**Task requirements**
Comb through the entries for "chevron" and pull out each line that holds it.

**Data supplied**
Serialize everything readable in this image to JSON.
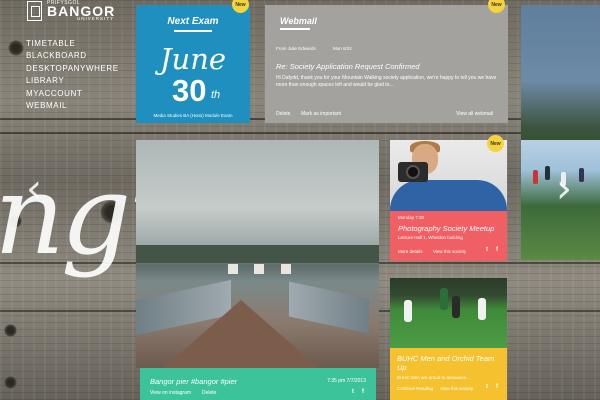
{
  "logo": {
    "line1": "PRIFYSGOL",
    "line2": "BANGOR",
    "line3": "UNIVERSITY"
  },
  "nav": [
    "TIMETABLE",
    "BLACKBOARD",
    "DESKTOPANYWHERE",
    "LIBRARY",
    "MYACCOUNT",
    "WEBMAIL"
  ],
  "background_text": "ngu",
  "badges": {
    "new": "New"
  },
  "exam": {
    "heading": "Next Exam",
    "month": "June",
    "day": "30",
    "suffix": "th",
    "subject": "Media Studies BA (Hons) Module Exam"
  },
  "webmail": {
    "heading": "Webmail",
    "from": "From Julie Edwards",
    "date": "Mon 6/22",
    "subject": "Re: Society Application Request Confirmed",
    "body": "Hi Dafydd, thank you for your Mountain Walking society application, we're happy to tell you we have more than enough spaces left and would be glad to...",
    "delete_label": "Delete",
    "mark_label": "Mark as important",
    "view_all_label": "View all webmail"
  },
  "pier_post": {
    "title": "Bangor pier #bangor #pier",
    "time": "7:35 pm 7/7/2013",
    "view_label": "View on instagram",
    "delete_label": "Delete"
  },
  "event": {
    "date": "Monday 7:30",
    "title": "Photography Society Meetup",
    "location": "Lecture Hall 1, Wheldon building",
    "more_label": "More details",
    "view_label": "View this society"
  },
  "sport": {
    "title": "BUHC Men and Orchid Team Up",
    "body": "BUHC Men are proud to announce...",
    "continue_label": "Continue Reading",
    "view_label": "View this society"
  },
  "icons": {
    "prev": "chevron-left-icon",
    "next": "chevron-right-icon",
    "twitter": "twitter-icon",
    "facebook": "facebook-icon"
  },
  "colors": {
    "exam_blue": "#1e8fbf",
    "webmail_grey": "#a4a29f",
    "instagram_green": "#3cc39a",
    "event_red": "#ef5f63",
    "sport_yellow": "#f6c12e",
    "badge_yellow": "#f5d33a"
  }
}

**Task answer**
    "prev": "chevron-left-icon",
    "next": "chevron-right-icon",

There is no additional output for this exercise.